▸ Problem to work on:
Your answer should be a single number: the count of lines in the material below that hold "Voorts".
* * *
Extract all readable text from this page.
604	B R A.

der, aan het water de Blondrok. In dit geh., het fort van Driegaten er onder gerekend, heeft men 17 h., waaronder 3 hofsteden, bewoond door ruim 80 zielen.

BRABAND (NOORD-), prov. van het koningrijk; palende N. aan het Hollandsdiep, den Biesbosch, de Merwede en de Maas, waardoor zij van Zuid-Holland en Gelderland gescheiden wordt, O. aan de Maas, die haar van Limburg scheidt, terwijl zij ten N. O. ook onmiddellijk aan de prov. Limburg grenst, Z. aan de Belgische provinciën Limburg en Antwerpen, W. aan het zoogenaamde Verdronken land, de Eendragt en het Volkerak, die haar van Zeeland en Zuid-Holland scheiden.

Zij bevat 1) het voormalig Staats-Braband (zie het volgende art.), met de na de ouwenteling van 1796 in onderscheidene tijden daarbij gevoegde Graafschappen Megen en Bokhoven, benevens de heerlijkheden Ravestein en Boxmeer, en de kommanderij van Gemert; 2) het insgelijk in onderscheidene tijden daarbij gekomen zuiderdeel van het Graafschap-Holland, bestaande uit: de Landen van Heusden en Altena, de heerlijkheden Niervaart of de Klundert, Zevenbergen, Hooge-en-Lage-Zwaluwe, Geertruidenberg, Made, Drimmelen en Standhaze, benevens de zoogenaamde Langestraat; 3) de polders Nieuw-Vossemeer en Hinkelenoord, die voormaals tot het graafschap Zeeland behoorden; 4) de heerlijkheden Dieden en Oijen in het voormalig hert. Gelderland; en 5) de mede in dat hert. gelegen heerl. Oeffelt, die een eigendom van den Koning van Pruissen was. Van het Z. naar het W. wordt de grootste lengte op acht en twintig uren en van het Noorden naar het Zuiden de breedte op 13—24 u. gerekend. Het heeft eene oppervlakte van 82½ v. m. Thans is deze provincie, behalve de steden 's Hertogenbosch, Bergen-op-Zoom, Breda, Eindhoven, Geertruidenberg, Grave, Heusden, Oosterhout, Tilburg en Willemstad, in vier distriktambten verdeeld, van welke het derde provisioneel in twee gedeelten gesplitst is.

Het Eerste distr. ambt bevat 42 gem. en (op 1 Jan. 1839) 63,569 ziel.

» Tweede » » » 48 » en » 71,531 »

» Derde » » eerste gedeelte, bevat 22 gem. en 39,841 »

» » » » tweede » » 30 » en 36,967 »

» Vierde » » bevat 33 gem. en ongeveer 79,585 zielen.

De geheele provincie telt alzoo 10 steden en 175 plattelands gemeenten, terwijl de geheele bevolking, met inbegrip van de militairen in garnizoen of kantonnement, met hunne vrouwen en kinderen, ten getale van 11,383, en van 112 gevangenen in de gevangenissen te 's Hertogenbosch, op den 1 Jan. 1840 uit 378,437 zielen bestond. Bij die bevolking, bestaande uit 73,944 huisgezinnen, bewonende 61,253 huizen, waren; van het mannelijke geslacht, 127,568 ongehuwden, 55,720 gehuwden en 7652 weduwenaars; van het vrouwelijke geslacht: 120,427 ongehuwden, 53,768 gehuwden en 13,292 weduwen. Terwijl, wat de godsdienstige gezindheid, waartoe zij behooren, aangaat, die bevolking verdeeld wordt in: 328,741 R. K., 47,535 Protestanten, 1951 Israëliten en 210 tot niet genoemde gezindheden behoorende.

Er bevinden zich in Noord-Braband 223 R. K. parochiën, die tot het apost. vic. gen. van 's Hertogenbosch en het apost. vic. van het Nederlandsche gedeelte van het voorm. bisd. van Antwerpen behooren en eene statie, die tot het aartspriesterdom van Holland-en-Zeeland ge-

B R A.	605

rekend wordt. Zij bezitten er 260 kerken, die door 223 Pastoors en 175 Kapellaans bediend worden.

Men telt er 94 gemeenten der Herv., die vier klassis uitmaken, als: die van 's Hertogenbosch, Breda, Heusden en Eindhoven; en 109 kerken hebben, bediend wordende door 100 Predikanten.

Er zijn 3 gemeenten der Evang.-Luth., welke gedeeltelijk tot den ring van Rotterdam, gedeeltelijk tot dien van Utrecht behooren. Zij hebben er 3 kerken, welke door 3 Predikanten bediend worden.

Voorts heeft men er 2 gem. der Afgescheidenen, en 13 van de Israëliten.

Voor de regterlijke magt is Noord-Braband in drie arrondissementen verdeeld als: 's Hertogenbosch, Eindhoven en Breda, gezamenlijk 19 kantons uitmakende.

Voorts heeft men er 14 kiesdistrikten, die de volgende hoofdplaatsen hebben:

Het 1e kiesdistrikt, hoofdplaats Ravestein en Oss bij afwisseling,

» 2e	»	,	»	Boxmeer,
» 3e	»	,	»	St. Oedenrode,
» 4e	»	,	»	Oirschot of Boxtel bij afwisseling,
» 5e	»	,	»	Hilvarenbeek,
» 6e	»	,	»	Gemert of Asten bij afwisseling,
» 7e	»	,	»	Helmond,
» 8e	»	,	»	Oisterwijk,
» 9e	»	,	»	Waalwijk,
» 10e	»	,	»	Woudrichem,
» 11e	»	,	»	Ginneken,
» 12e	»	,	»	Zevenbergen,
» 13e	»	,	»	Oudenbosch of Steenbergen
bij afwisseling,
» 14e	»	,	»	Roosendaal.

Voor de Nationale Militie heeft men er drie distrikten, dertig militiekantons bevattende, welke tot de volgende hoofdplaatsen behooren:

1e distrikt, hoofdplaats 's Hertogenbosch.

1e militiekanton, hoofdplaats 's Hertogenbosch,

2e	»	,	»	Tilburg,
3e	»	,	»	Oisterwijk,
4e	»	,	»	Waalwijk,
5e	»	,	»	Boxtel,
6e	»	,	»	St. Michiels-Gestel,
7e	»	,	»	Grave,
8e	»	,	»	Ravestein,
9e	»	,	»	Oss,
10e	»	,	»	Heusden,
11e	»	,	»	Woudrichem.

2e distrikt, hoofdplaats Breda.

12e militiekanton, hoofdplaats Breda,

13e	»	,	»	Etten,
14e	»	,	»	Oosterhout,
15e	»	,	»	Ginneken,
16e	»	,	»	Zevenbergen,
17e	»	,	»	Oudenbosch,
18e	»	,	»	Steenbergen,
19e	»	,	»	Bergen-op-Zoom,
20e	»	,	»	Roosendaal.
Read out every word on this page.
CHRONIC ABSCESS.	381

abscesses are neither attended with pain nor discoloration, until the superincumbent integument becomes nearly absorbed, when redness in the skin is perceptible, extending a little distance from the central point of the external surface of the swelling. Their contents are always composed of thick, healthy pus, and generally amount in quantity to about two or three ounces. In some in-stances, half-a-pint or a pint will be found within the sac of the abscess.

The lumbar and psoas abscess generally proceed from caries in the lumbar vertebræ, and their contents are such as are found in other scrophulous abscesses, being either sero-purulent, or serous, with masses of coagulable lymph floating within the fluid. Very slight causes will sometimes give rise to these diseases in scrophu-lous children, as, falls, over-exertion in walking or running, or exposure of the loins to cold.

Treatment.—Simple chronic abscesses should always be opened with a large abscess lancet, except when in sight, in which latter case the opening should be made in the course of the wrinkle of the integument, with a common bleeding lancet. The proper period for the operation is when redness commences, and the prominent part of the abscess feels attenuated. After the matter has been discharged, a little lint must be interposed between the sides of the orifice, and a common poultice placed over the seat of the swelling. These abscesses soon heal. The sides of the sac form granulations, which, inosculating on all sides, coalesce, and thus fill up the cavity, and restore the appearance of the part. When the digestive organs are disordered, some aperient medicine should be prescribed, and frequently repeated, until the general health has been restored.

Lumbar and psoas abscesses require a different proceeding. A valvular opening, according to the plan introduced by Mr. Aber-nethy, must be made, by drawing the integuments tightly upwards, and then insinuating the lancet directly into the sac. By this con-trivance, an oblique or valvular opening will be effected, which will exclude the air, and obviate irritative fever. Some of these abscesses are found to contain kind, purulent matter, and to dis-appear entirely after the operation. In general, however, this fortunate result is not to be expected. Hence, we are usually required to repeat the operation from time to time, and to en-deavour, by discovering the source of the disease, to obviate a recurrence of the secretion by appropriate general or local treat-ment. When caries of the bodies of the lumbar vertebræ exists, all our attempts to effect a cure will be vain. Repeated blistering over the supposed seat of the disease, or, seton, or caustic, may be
* * *
▸ Output of the task:
2